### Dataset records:
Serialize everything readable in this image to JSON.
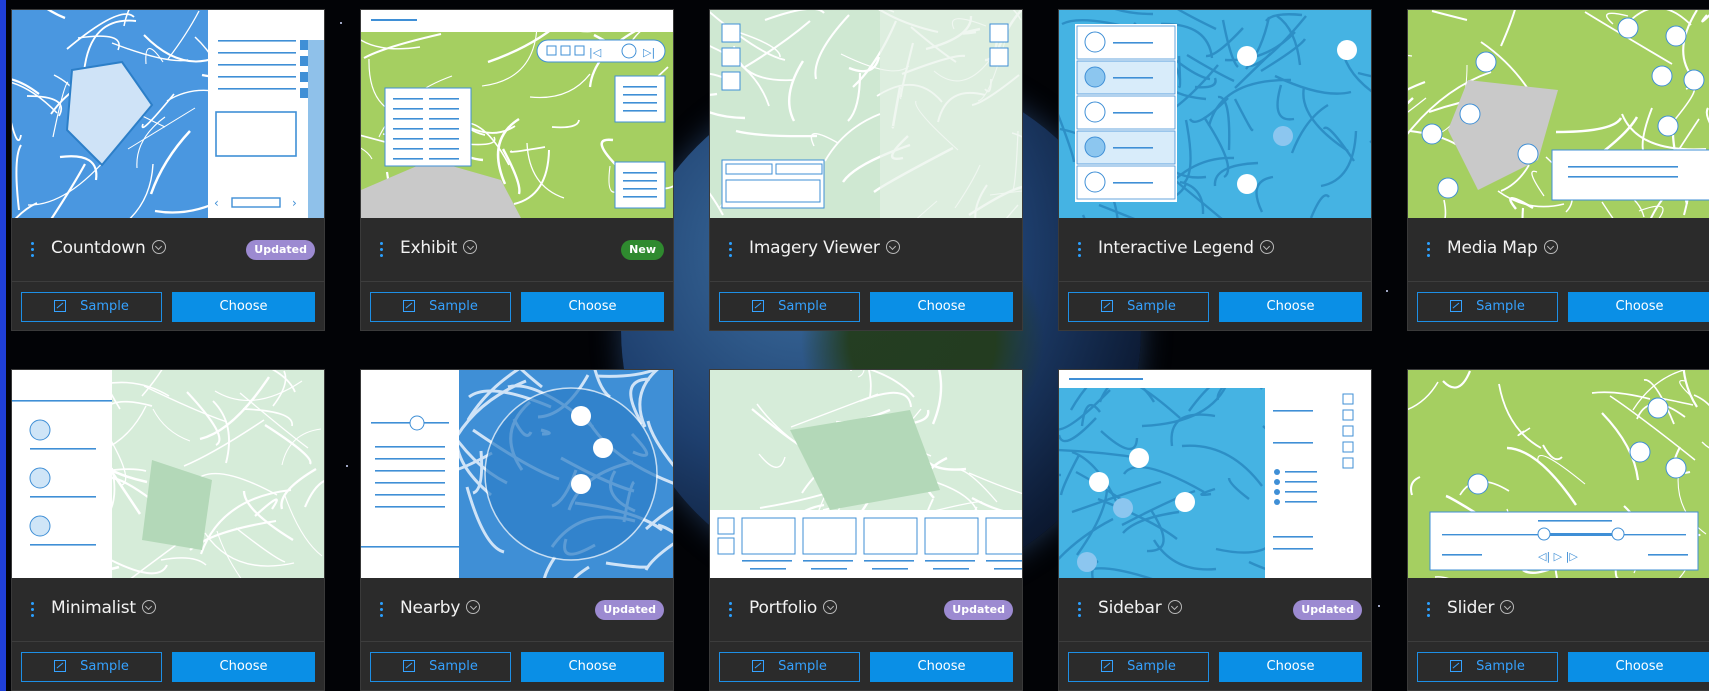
{
  "colors": {
    "accent": "#0a8fe6",
    "badge_updated": "#9c8ad1",
    "badge_new": "#2f8a2f",
    "card_bg": "#2b2b2b"
  },
  "cards": [
    {
      "title": "Countdown",
      "badge": "Updated",
      "badge_type": "updated",
      "sample_label": "Sample",
      "choose_label": "Choose",
      "thumb": "countdown"
    },
    {
      "title": "Exhibit",
      "badge": "New",
      "badge_type": "new",
      "sample_label": "Sample",
      "choose_label": "Choose",
      "thumb": "exhibit"
    },
    {
      "title": "Imagery Viewer",
      "badge": "",
      "badge_type": "",
      "sample_label": "Sample",
      "choose_label": "Choose",
      "thumb": "imagery"
    },
    {
      "title": "Interactive Legend",
      "badge": "",
      "badge_type": "",
      "sample_label": "Sample",
      "choose_label": "Choose",
      "thumb": "legend"
    },
    {
      "title": "Media Map",
      "badge": "",
      "badge_type": "",
      "sample_label": "Sample",
      "choose_label": "Choose",
      "thumb": "media"
    },
    {
      "title": "Minimalist",
      "badge": "",
      "badge_type": "",
      "sample_label": "Sample",
      "choose_label": "Choose",
      "thumb": "minimalist"
    },
    {
      "title": "Nearby",
      "badge": "Updated",
      "badge_type": "updated",
      "sample_label": "Sample",
      "choose_label": "Choose",
      "thumb": "nearby"
    },
    {
      "title": "Portfolio",
      "badge": "Updated",
      "badge_type": "updated",
      "sample_label": "Sample",
      "choose_label": "Choose",
      "thumb": "portfolio"
    },
    {
      "title": "Sidebar",
      "badge": "Updated",
      "badge_type": "updated",
      "sample_label": "Sample",
      "choose_label": "Choose",
      "thumb": "sidebar"
    },
    {
      "title": "Slider",
      "badge": "",
      "badge_type": "",
      "sample_label": "Sample",
      "choose_label": "Choose",
      "thumb": "slider"
    }
  ]
}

### Problem requirements:
Write out the records above exactly as they stand, leaving out every picture.

### Finished answer:
Serialize everything readable in this image to JSON.
{
  "colors": {
    "accent": "#0a8fe6",
    "badge_updated": "#9c8ad1",
    "badge_new": "#2f8a2f",
    "card_bg": "#2b2b2b"
  },
  "cards": [
    {
      "title": "Countdown",
      "badge": "Updated",
      "badge_type": "updated",
      "sample_label": "Sample",
      "choose_label": "Choose",
      "thumb": "countdown"
    },
    {
      "title": "Exhibit",
      "badge": "New",
      "badge_type": "new",
      "sample_label": "Sample",
      "choose_label": "Choose",
      "thumb": "exhibit"
    },
    {
      "title": "Imagery Viewer",
      "badge": "",
      "badge_type": "",
      "sample_label": "Sample",
      "choose_label": "Choose",
      "thumb": "imagery"
    },
    {
      "title": "Interactive Legend",
      "badge": "",
      "badge_type": "",
      "sample_label": "Sample",
      "choose_label": "Choose",
      "thumb": "legend"
    },
    {
      "title": "Media Map",
      "badge": "",
      "badge_type": "",
      "sample_label": "Sample",
      "choose_label": "Choose",
      "thumb": "media"
    },
    {
      "title": "Minimalist",
      "badge": "",
      "badge_type": "",
      "sample_label": "Sample",
      "choose_label": "Choose",
      "thumb": "minimalist"
    },
    {
      "title": "Nearby",
      "badge": "Updated",
      "badge_type": "updated",
      "sample_label": "Sample",
      "choose_label": "Choose",
      "thumb": "nearby"
    },
    {
      "title": "Portfolio",
      "badge": "Updated",
      "badge_type": "updated",
      "sample_label": "Sample",
      "choose_label": "Choose",
      "thumb": "portfolio"
    },
    {
      "title": "Sidebar",
      "badge": "Updated",
      "badge_type": "updated",
      "sample_label": "Sample",
      "choose_label": "Choose",
      "thumb": "sidebar"
    },
    {
      "title": "Slider",
      "badge": "",
      "badge_type": "",
      "sample_label": "Sample",
      "choose_label": "Choose",
      "thumb": "slider"
    }
  ]
}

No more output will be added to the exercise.